#### [Exercise input]
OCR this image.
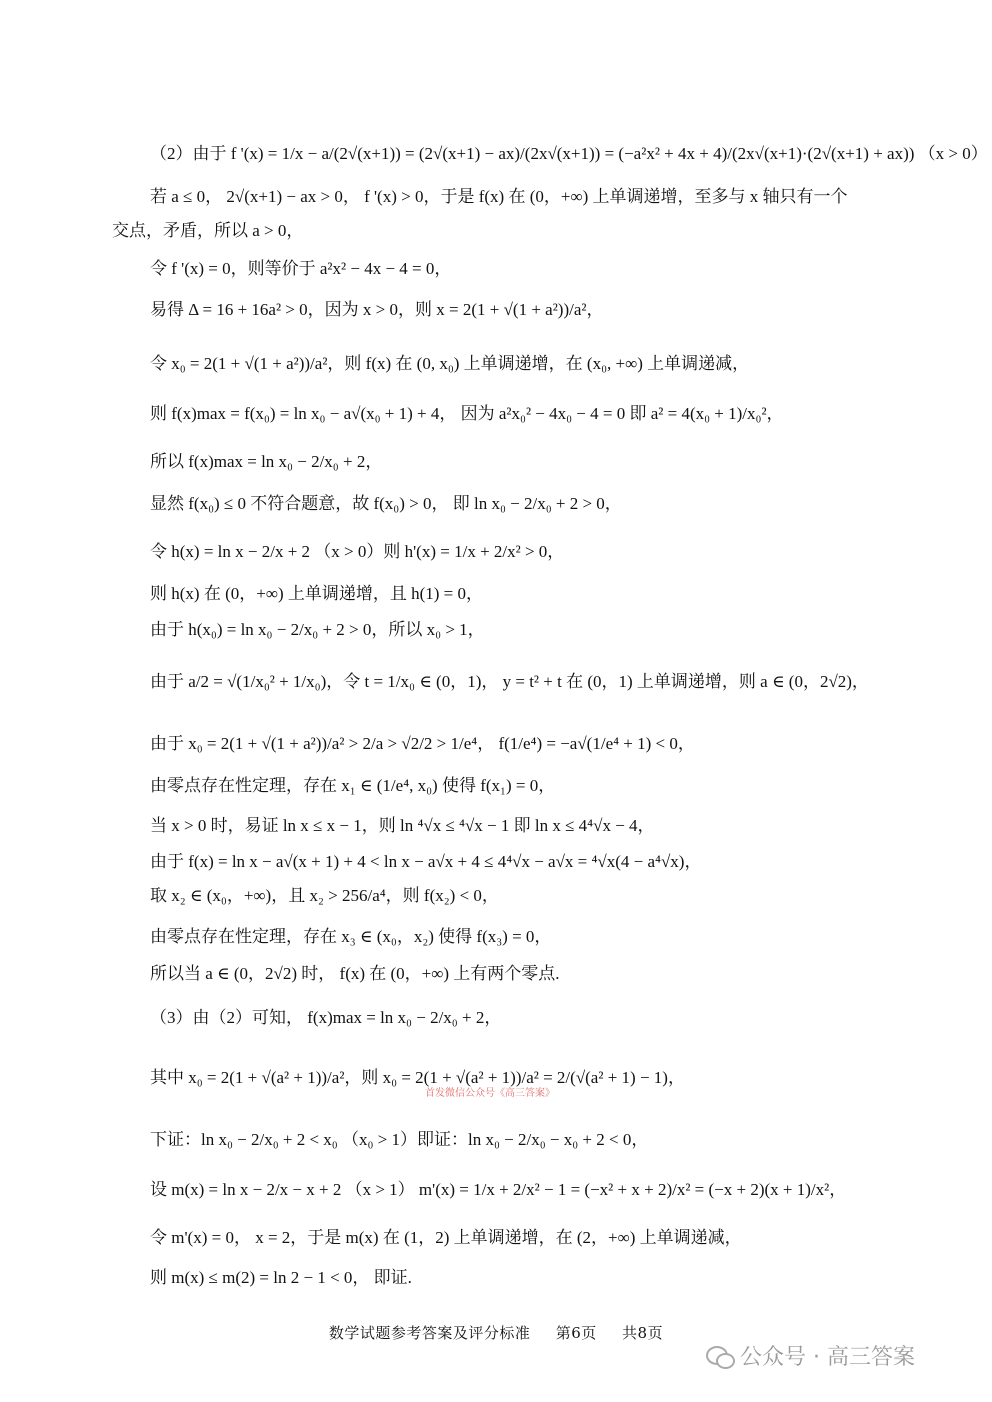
（2）由于 f '(x) = 1/x − a/(2√(x+1)) = (2√(x+1) − ax)/(2x√(x+1)) = (−a²x² + 4x + 4)/(2x√(x+1)·(2√(x+1) + ax)) （x > 0）
若 a ≤ 0， 2√(x+1) − ax > 0， f '(x) > 0，于是 f(x) 在 (0，+∞) 上单调递增，至多与 x 轴只有一个
交点，矛盾，所以 a > 0，
令 f '(x) = 0，则等价于 a²x² − 4x − 4 = 0，
易得 Δ = 16 + 16a² > 0，因为 x > 0，则 x = 2(1 + √(1 + a²))/a²，
令 x₀ = 2(1 + √(1 + a²))/a²，则 f(x) 在 (0, x₀) 上单调递增，在 (x₀, +∞) 上单调递减，
则 f(x)max = f(x₀) = ln x₀ − a√(x₀ + 1) + 4， 因为 a²x₀² − 4x₀ − 4 = 0 即 a² = 4(x₀ + 1)/x₀²，
所以 f(x)max = ln x₀ − 2/x₀ + 2，
显然 f(x₀) ≤ 0 不符合题意，故 f(x₀) > 0， 即 ln x₀ − 2/x₀ + 2 > 0，
令 h(x) = ln x − 2/x + 2 （x > 0）则 h'(x) = 1/x + 2/x² > 0，
则 h(x) 在 (0，+∞) 上单调递增，且 h(1) = 0，
由于 h(x₀) = ln x₀ − 2/x₀ + 2 > 0，所以 x₀ > 1，
由于 a/2 = √(1/x₀² + 1/x₀)，令 t = 1/x₀ ∈ (0，1)， y = t² + t 在 (0，1) 上单调递增，则 a ∈ (0，2√2)，
由于 x₀ = 2(1 + √(1 + a²))/a² > 2/a > √2/2 > 1/e⁴， f(1/e⁴) = −a√(1/e⁴ + 1) < 0，
由零点存在性定理，存在 x₁ ∈ (1/e⁴, x₀) 使得 f(x₁) = 0，
当 x > 0 时，易证 ln x ≤ x − 1，则 ln ⁴√x ≤ ⁴√x − 1 即 ln x ≤ 4⁴√x − 4，
由于 f(x) = ln x − a√(x + 1) + 4 < ln x − a√x + 4 ≤ 4⁴√x − a√x = ⁴√x(4 − a⁴√x)，
取 x₂ ∈ (x₀，+∞)，且 x₂ > 256/a⁴，则 f(x₂) < 0，
由零点存在性定理，存在 x₃ ∈ (x₀，x₂) 使得 f(x₃) = 0，
所以当 a ∈ (0，2√2) 时， f(x) 在 (0，+∞) 上有两个零点.
（3）由（2）可知， f(x)max = ln x₀ − 2/x₀ + 2，
其中 x₀ = 2(1 + √(a² + 1))/a²，则 x₀ = 2(1 + √(a² + 1))/a² = 2/(√(a² + 1) − 1)，
下证：ln x₀ − 2/x₀ + 2 < x₀ （x₀ > 1）即证：ln x₀ − 2/x₀ − x₀ + 2 < 0，
设 m(x) = ln x − 2/x − x + 2 （x > 1） m'(x) = 1/x + 2/x² − 1 = (−x² + x + 2)/x² = (−x + 2)(x + 1)/x²，
令 m'(x) = 0， x = 2，于是 m(x) 在 (1，2) 上单调递增，在 (2，+∞) 上单调递减，
则 m(x) ≤ m(2) = ln 2 − 1 < 0， 即证.
首发微信公众号《高三答案》
数学试题参考答案及评分标准 第6页 共8页
公众号 · 高三答案
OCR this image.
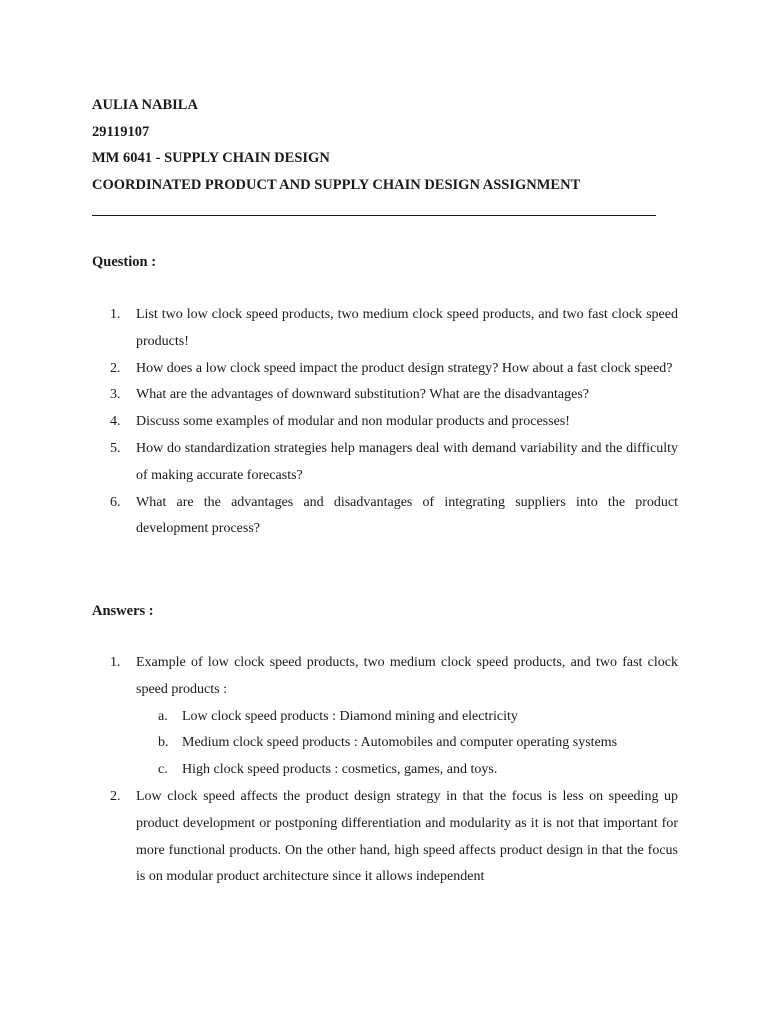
AULIA NABILA
29119107
MM 6041 - SUPPLY CHAIN DESIGN
COORDINATED PRODUCT AND SUPPLY CHAIN DESIGN ASSIGNMENT
Question :
1. List two low clock speed products, two medium clock speed products, and two fast clock speed products!
2. How does a low clock speed impact the product design strategy? How about a fast clock speed?
3. What are the advantages of downward substitution? What are the disadvantages?
4. Discuss some examples of modular and non modular products and processes!
5. How do standardization strategies help managers deal with demand variability and the difficulty of making accurate forecasts?
6. What are the advantages and disadvantages of integrating suppliers into the product development process?
Answers :
1. Example of low clock speed products, two medium clock speed products, and two fast clock speed products :
a. Low clock speed products : Diamond mining and electricity
b. Medium clock speed products : Automobiles and computer operating systems
c. High clock speed products : cosmetics, games, and toys.
2. Low clock speed affects the product design strategy in that the focus is less on speeding up product development or postponing differentiation and modularity as it is not that important for more functional products. On the other hand, high speed affects product design in that the focus is on modular product architecture since it allows independent
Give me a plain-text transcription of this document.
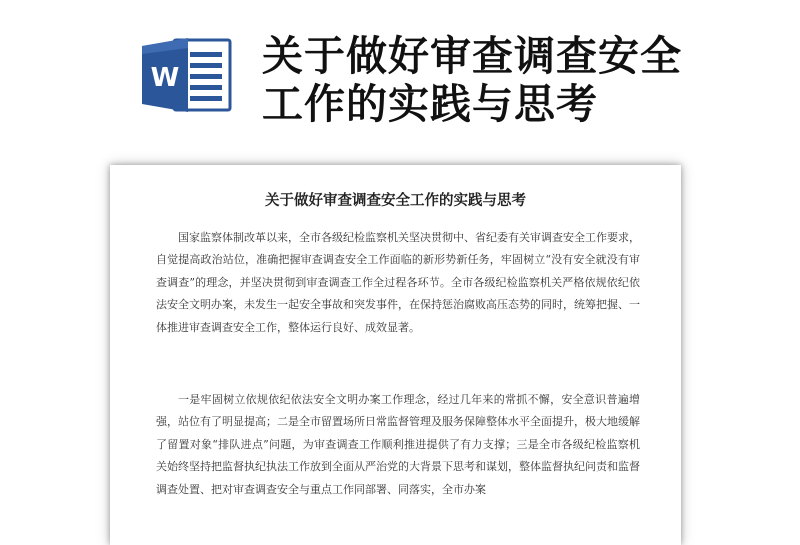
W 关于做好审查调查安全工作的实践与思考
关于做好审查调查安全工作的实践与思考

国家监察体制改革以来，全市各级纪检监察机关坚决贯彻中、省纪委有关审调查安全工作要求，自觉提高政治站位，准确把握审查调查安全工作面临的新形势新任务，牢固树立“没有安全就没有审查调查”的理念，并坚决贯彻到审查调查工作全过程各环节。全市各级纪检监察机关严格依规依纪依法安全文明办案，未发生一起安全事故和突发事件，在保持惩治腐败高压态势的同时，统筹把握、一体推进审查调查安全工作，整体运行良好、成效显著。

一是牢固树立依规依纪依法安全文明办案工作理念，经过几年来的常抓不懈，安全意识普遍增强，站位有了明显提高；二是全市留置场所日常监督管理及服务保障整体水平全面提升，极大地缓解了留置对象“排队进点”问题，为审查调查工作顺利推进提供了有力支撑；三是全市各级纪检监察机关始终坚持把监督执纪执法工作放到全面从严治党的大背景下思考和谋划，整体监督执纪问责和监督调查处置、把对审查调查安全与重点工作同部署、同落实，全市办案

#### [Short exercise]
Leave out the pictures and give the rest of the records again exactly.

#### [Result]
OCR this image.
（2）由于 f '(x) = 1/x − a/(2√(x+1)) = (2√(x+1) − ax)/(2x√(x+1)) = (−a²x² + 4x + 4)/(2x√(x+1)·(2√(x+1) + ax)) （x > 0）
若 a ≤ 0， 2√(x+1) − ax > 0， f '(x) > 0，于是 f(x) 在 (0，+∞) 上单调递增，至多与 x 轴只有一个
交点，矛盾，所以 a > 0，
令 f '(x) = 0，则等价于 a²x² − 4x − 4 = 0，
易得 Δ = 16 + 16a² > 0，因为 x > 0，则 x = 2(1 + √(1 + a²))/a²，
令 x₀ = 2(1 + √(1 + a²))/a²，则 f(x) 在 (0, x₀) 上单调递增，在 (x₀, +∞) 上单调递减，
则 f(x)max = f(x₀) = ln x₀ − a√(x₀ + 1) + 4， 因为 a²x₀² − 4x₀ − 4 = 0 即 a² = 4(x₀ + 1)/x₀²，
所以 f(x)max = ln x₀ − 2/x₀ + 2，
显然 f(x₀) ≤ 0 不符合题意，故 f(x₀) > 0， 即 ln x₀ − 2/x₀ + 2 > 0，
令 h(x) = ln x − 2/x + 2 （x > 0）则 h'(x) = 1/x + 2/x² > 0，
则 h(x) 在 (0，+∞) 上单调递增，且 h(1) = 0，
由于 h(x₀) = ln x₀ − 2/x₀ + 2 > 0，所以 x₀ > 1，
由于 a/2 = √(1/x₀² + 1/x₀)，令 t = 1/x₀ ∈ (0，1)， y = t² + t 在 (0，1) 上单调递增，则 a ∈ (0，2√2)，
由于 x₀ = 2(1 + √(1 + a²))/a² > 2/a > √2/2 > 1/e⁴， f(1/e⁴) = −a√(1/e⁴ + 1) < 0，
由零点存在性定理，存在 x₁ ∈ (1/e⁴, x₀) 使得 f(x₁) = 0，
当 x > 0 时，易证 ln x ≤ x − 1，则 ln ⁴√x ≤ ⁴√x − 1 即 ln x ≤ 4⁴√x − 4，
由于 f(x) = ln x − a√(x + 1) + 4 < ln x − a√x + 4 ≤ 4⁴√x − a√x = ⁴√x(4 − a⁴√x)，
取 x₂ ∈ (x₀，+∞)，且 x₂ > 256/a⁴，则 f(x₂) < 0，
由零点存在性定理，存在 x₃ ∈ (x₀，x₂) 使得 f(x₃) = 0，
所以当 a ∈ (0，2√2) 时， f(x) 在 (0，+∞) 上有两个零点.
（3）由（2）可知， f(x)max = ln x₀ − 2/x₀ + 2，
其中 x₀ = 2(1 + √(a² + 1))/a²，则 x₀ = 2(1 + √(a² + 1))/a² = 2/(√(a² + 1) − 1)，
下证：ln x₀ − 2/x₀ + 2 < x₀ （x₀ > 1）即证：ln x₀ − 2/x₀ − x₀ + 2 < 0，
设 m(x) = ln x − 2/x − x + 2 （x > 1） m'(x) = 1/x + 2/x² − 1 = (−x² + x + 2)/x² = (−x + 2)(x + 1)/x²，
令 m'(x) = 0， x = 2，于是 m(x) 在 (1，2) 上单调递增，在 (2，+∞) 上单调递减，
则 m(x) ≤ m(2) = ln 2 − 1 < 0， 即证.
首发微信公众号《高三答案》
数学试题参考答案及评分标准 第6页 共8页
公众号 · 高三答案
OCR this image.
AULIA NABILA
29119107
MM 6041 - SUPPLY CHAIN DESIGN
COORDINATED PRODUCT AND SUPPLY CHAIN DESIGN ASSIGNMENT
Question :
1. List two low clock speed products, two medium clock speed products, and two fast clock speed products!
2. How does a low clock speed impact the product design strategy? How about a fast clock speed?
3. What are the advantages of downward substitution? What are the disadvantages?
4. Discuss some examples of modular and non modular products and processes!
5. How do standardization strategies help managers deal with demand variability and the difficulty of making accurate forecasts?
6. What are the advantages and disadvantages of integrating suppliers into the product development process?
Answers :
1. Example of low clock speed products, two medium clock speed products, and two fast clock speed products :
a. Low clock speed products : Diamond mining and electricity
b. Medium clock speed products : Automobiles and computer operating systems
c. High clock speed products : cosmetics, games, and toys.
2. Low clock speed affects the product design strategy in that the focus is less on speeding up product development or postponing differentiation and modularity as it is not that important for more functional products. On the other hand, high speed affects product design in that the focus is on modular product architecture since it allows independent
Give me a plain-text transcription of this document.
W 关于做好审查调查安全工作的实践与思考
关于做好审查调查安全工作的实践与思考

国家监察体制改革以来，全市各级纪检监察机关坚决贯彻中、省纪委有关审调查安全工作要求，自觉提高政治站位，准确把握审查调查安全工作面临的新形势新任务，牢固树立“没有安全就没有审查调查”的理念，并坚决贯彻到审查调查工作全过程各环节。全市各级纪检监察机关严格依规依纪依法安全文明办案，未发生一起安全事故和突发事件，在保持惩治腐败高压态势的同时，统筹把握、一体推进审查调查安全工作，整体运行良好、成效显著。

一是牢固树立依规依纪依法安全文明办案工作理念，经过几年来的常抓不懈，安全意识普遍增强，站位有了明显提高；二是全市留置场所日常监督管理及服务保障整体水平全面提升，极大地缓解了留置对象“排队进点”问题，为审查调查工作顺利推进提供了有力支撑；三是全市各级纪检监察机关始终坚持把监督执纪执法工作放到全面从严治党的大背景下思考和谋划，整体监督执纪问责和监督调查处置、把对审查调查安全与重点工作同部署、同落实，全市办案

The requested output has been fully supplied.